• Exercise prompt: Identify the lines that contain the string "toilet", then copy each of them.

• Dataset:
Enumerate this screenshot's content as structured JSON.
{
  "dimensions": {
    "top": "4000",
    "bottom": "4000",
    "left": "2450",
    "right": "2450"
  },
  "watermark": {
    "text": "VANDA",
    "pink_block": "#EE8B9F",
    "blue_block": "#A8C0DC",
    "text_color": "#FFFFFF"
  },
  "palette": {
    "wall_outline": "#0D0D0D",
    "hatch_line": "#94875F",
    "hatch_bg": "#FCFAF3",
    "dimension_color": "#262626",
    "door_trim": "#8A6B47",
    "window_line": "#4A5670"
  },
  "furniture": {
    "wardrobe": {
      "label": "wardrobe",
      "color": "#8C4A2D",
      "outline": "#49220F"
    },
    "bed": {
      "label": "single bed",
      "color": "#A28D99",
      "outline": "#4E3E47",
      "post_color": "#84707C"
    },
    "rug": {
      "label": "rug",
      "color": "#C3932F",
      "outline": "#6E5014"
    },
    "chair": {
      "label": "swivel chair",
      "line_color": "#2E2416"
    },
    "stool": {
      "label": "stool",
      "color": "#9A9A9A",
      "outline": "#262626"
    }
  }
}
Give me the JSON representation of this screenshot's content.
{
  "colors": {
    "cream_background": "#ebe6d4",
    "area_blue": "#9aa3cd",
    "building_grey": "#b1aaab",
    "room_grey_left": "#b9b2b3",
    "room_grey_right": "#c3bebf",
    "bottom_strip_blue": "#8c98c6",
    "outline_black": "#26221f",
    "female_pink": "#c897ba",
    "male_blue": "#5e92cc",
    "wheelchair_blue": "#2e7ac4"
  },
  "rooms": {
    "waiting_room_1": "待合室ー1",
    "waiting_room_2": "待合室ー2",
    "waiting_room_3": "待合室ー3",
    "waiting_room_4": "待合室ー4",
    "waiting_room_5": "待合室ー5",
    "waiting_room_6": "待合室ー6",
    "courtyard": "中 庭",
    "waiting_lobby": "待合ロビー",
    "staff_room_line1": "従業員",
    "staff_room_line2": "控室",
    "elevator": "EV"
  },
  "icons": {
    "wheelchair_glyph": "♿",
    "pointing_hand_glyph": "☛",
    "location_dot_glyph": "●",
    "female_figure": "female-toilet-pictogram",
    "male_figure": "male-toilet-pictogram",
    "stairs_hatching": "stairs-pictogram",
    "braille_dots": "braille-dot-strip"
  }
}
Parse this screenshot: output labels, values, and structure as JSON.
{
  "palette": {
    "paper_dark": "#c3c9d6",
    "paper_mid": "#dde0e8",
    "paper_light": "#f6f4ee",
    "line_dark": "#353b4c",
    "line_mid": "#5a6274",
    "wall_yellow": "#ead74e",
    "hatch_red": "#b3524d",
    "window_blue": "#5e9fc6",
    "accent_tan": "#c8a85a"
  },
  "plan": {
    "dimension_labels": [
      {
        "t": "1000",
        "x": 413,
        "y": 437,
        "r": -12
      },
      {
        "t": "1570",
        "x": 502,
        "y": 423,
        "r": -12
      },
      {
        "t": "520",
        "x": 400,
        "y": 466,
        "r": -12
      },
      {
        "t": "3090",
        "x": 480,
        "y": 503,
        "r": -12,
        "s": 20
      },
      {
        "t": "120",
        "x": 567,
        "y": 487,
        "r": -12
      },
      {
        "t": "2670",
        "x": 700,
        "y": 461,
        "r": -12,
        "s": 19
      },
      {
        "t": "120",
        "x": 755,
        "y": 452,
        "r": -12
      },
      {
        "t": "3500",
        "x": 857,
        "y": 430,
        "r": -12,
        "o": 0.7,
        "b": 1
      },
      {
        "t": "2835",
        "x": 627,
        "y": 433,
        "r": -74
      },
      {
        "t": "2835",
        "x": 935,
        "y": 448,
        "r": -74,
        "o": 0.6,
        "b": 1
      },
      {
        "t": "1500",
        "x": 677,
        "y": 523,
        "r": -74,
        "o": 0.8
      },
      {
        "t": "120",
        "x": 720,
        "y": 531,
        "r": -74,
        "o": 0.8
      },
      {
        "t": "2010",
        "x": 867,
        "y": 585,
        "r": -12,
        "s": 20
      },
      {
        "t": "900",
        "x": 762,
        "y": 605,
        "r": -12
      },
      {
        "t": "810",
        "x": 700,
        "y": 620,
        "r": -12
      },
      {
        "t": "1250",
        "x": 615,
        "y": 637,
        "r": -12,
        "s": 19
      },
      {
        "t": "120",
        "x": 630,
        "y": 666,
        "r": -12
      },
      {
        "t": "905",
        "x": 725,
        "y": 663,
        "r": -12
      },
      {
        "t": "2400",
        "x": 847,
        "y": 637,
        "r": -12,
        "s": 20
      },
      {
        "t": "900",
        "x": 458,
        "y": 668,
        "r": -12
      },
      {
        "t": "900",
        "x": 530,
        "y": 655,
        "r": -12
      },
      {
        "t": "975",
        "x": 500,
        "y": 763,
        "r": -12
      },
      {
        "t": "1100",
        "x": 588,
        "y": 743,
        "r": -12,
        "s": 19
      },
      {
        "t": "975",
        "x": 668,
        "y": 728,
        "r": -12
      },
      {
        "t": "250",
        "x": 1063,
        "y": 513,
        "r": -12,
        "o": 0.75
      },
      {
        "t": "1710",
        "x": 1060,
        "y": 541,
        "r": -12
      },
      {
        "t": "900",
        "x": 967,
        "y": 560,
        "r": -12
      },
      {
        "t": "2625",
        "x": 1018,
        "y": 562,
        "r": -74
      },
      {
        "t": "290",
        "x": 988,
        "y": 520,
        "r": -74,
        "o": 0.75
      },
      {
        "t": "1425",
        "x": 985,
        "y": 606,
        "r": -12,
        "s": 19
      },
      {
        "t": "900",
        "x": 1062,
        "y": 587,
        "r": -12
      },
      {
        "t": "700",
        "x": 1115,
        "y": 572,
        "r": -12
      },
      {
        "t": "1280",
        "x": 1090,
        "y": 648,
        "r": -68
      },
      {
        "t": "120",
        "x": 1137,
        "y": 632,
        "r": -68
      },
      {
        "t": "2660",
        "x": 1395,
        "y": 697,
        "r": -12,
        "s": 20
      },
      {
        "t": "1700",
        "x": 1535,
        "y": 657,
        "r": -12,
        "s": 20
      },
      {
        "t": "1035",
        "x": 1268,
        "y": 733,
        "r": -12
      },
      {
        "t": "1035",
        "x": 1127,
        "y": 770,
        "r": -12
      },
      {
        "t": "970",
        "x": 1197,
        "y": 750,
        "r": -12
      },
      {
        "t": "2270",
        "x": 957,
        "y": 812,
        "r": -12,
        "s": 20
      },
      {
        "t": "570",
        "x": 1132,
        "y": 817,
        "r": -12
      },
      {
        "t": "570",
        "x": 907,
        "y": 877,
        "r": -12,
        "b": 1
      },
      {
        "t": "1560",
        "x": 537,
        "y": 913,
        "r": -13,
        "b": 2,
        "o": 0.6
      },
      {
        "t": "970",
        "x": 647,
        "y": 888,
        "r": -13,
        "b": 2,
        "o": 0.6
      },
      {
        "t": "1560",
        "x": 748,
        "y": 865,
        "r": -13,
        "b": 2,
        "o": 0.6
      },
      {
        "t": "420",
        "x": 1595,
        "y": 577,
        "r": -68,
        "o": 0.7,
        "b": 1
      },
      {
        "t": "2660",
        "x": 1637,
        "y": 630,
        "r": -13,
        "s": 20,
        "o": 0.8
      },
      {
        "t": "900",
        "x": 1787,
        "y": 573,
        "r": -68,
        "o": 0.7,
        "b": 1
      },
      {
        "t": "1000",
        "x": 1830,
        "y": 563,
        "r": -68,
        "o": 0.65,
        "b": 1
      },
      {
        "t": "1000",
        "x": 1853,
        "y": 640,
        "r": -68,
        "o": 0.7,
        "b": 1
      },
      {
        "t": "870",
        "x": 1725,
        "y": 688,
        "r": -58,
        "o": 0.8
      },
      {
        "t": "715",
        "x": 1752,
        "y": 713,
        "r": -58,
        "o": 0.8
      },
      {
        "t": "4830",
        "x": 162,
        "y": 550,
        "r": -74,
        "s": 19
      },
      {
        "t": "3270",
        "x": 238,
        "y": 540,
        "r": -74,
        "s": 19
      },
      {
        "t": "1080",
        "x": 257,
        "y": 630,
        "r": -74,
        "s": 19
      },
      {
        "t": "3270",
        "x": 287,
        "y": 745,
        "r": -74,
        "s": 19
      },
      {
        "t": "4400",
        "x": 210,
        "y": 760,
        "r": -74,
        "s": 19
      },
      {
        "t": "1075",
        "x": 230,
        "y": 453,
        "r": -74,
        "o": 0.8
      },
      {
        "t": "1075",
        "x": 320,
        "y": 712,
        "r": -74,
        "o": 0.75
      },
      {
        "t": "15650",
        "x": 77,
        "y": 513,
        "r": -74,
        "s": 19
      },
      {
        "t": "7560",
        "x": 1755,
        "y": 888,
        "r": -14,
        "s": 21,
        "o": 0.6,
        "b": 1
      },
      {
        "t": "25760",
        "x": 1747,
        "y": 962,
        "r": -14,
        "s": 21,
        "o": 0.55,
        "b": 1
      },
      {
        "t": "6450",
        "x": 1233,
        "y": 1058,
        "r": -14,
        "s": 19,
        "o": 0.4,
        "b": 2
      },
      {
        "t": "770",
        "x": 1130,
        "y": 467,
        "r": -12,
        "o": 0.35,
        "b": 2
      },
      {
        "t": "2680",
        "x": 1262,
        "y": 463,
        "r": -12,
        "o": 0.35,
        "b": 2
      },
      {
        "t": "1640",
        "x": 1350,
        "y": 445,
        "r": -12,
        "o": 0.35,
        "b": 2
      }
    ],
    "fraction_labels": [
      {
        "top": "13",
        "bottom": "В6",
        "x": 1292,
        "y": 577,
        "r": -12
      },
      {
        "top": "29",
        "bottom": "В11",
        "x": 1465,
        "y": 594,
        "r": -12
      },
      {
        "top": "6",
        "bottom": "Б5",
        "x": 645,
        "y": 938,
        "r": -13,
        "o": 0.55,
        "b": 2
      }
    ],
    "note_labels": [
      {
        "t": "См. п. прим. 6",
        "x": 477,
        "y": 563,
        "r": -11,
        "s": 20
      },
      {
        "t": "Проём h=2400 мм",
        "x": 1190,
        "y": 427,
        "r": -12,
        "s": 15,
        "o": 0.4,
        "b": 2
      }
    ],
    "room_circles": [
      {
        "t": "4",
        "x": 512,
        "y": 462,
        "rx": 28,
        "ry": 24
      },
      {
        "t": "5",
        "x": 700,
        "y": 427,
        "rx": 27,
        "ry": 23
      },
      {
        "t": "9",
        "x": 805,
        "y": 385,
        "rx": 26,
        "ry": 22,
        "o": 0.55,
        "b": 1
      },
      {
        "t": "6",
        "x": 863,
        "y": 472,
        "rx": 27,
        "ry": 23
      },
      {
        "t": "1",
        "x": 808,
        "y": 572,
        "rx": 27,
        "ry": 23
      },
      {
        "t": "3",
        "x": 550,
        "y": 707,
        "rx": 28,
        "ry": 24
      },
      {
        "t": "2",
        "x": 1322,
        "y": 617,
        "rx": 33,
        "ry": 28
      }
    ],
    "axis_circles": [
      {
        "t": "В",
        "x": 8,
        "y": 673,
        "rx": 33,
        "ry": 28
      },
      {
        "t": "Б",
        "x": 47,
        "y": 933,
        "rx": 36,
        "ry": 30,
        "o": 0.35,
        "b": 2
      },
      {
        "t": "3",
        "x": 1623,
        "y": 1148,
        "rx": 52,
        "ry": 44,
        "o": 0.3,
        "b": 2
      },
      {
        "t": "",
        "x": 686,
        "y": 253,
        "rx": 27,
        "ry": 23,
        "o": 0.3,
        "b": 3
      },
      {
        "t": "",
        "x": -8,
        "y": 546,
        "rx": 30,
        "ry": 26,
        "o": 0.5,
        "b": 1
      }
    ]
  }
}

• Exercise answer:
    "female_figure": "female-toilet-pictogram",
    "male_figure": "male-toilet-pictogram",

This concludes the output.